| Goal of the exercise |
Write out all the entries word for word and omit any pictures.

═══ Input for this task

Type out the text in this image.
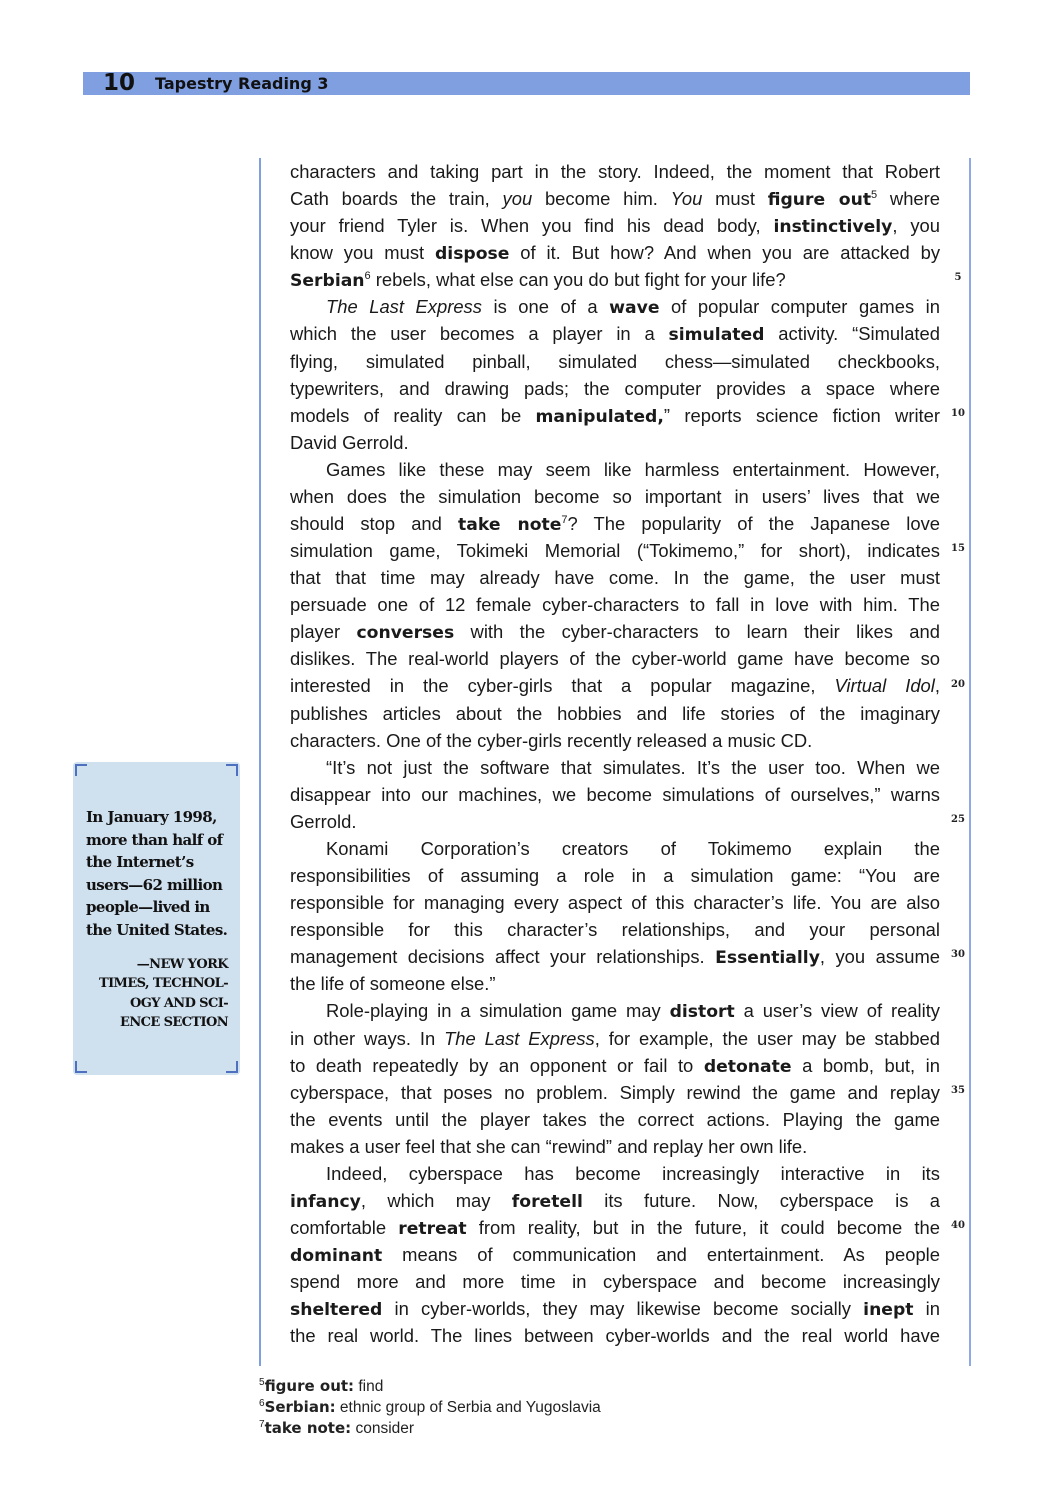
10	Tapestry Reading 3
characters and taking part in the story. Indeed, the moment that Robert
Cath boards the train, you become him. You must figure out$^5$ where
your friend Tyler is. When you find his dead body, instinctively, you
know you must dispose of it. But how? And when you are attacked by
Serbian$^6$ rebels, what else can you do but fight for your life?
The Last Express is one of a wave of popular computer games in
which the user becomes a player in a simulated activity. “Simulated
flying, simulated pinball, simulated chess—simulated checkbooks,
typewriters, and drawing pads; the computer provides a space where
models of reality can be manipulated,” reports science fiction writer
David Gerrold.
Games like these may seem like harmless entertainment. However,
when does the simulation become so important in users’ lives that we
should stop and take note$^7$? The popularity of the Japanese love
simulation game, Tokimeki Memorial (“Tokimemo,” for short), indicates
that that time may already have come. In the game, the user must
persuade one of 12 female cyber-characters to fall in love with him. The
player converses with the cyber-characters to learn their likes and
dislikes. The real-world players of the cyber-world game have become so
interested in the cyber-girls that a popular magazine, Virtual Idol,
publishes articles about the hobbies and life stories of the imaginary
characters. One of the cyber-girls recently released a music CD.
“It’s not just the software that simulates. It’s the user too. When we
disappear into our machines, we become simulations of ourselves,” warns
Gerrold.
Konami Corporation’s creators of Tokimemo explain the
responsibilities of assuming a role in a simulation game: “You are
responsible for managing every aspect of this character’s life. You are also
responsible for this character’s relationships, and your personal
management decisions affect your relationships. Essentially, you assume
the life of someone else.”
Role-playing in a simulation game may distort a user’s view of reality
in other ways. In The Last Express, for example, the user may be stabbed
to death repeatedly by an opponent or fail to detonate a bomb, but, in
cyberspace, that poses no problem. Simply rewind the game and replay
the events until the player takes the correct actions. Playing the game
makes a user feel that she can “rewind” and replay her own life.
Indeed, cyberspace has become increasingly interactive in its
infancy, which may foretell its future. Now, cyberspace is a
comfortable retreat from reality, but in the future, it could become the
dominant means of communication and entertainment. As people
spend more and more time in cyberspace and become increasingly
sheltered in cyber-worlds, they may likewise become socially inept in
the real world. The lines between cyber-worlds and the real world have
5
10
15
20
25
30
35
40
In January 1998,
more than half of
the Internet’s
users—62 million
people—lived in
the United States.
—NEW YORK
TIMES, TECHNOL-
OGY AND SCI-
ENCE SECTION
$^5$figure out: find
$^6$Serbian: ethnic group of Serbia and Yugoslavia
$^7$take note: consider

══════

| Exercise output |
Type out the text in this image.
10	Tapestry Reading 3
characters and taking part in the story. Indeed, the moment that Robert
Cath boards the train, you become him. You must figure out$^5$ where
your friend Tyler is. When you find his dead body, instinctively, you
know you must dispose of it. But how? And when you are attacked by
Serbian$^6$ rebels, what else can you do but fight for your life?
The Last Express is one of a wave of popular computer games in
which the user becomes a player in a simulated activity. “Simulated
flying, simulated pinball, simulated chess—simulated checkbooks,
typewriters, and drawing pads; the computer provides a space where
models of reality can be manipulated,” reports science fiction writer
David Gerrold.
Games like these may seem like harmless entertainment. However,
when does the simulation become so important in users’ lives that we
should stop and take note$^7$? The popularity of the Japanese love
simulation game, Tokimeki Memorial (“Tokimemo,” for short), indicates
that that time may already have come. In the game, the user must
persuade one of 12 female cyber-characters to fall in love with him. The
player converses with the cyber-characters to learn their likes and
dislikes. The real-world players of the cyber-world game have become so
interested in the cyber-girls that a popular magazine, Virtual Idol,
publishes articles about the hobbies and life stories of the imaginary
characters. One of the cyber-girls recently released a music CD.
“It’s not just the software that simulates. It’s the user too. When we
disappear into our machines, we become simulations of ourselves,” warns
Gerrold.
Konami Corporation’s creators of Tokimemo explain the
responsibilities of assuming a role in a simulation game: “You are
responsible for managing every aspect of this character’s life. You are also
responsible for this character’s relationships, and your personal
management decisions affect your relationships. Essentially, you assume
the life of someone else.”
Role-playing in a simulation game may distort a user’s view of reality
in other ways. In The Last Express, for example, the user may be stabbed
to death repeatedly by an opponent or fail to detonate a bomb, but, in
cyberspace, that poses no problem. Simply rewind the game and replay
the events until the player takes the correct actions. Playing the game
makes a user feel that she can “rewind” and replay her own life.
Indeed, cyberspace has become increasingly interactive in its
infancy, which may foretell its future. Now, cyberspace is a
comfortable retreat from reality, but in the future, it could become the
dominant means of communication and entertainment. As people
spend more and more time in cyberspace and become increasingly
sheltered in cyber-worlds, they may likewise become socially inept in
the real world. The lines between cyber-worlds and the real world have
5
10
15
20
25
30
35
40
In January 1998,
more than half of
the Internet’s
users—62 million
people—lived in
the United States.
—NEW YORK
TIMES, TECHNOL-
OGY AND SCI-
ENCE SECTION
$^5$figure out: find
$^6$Serbian: ethnic group of Serbia and Yugoslavia
$^7$take note: consider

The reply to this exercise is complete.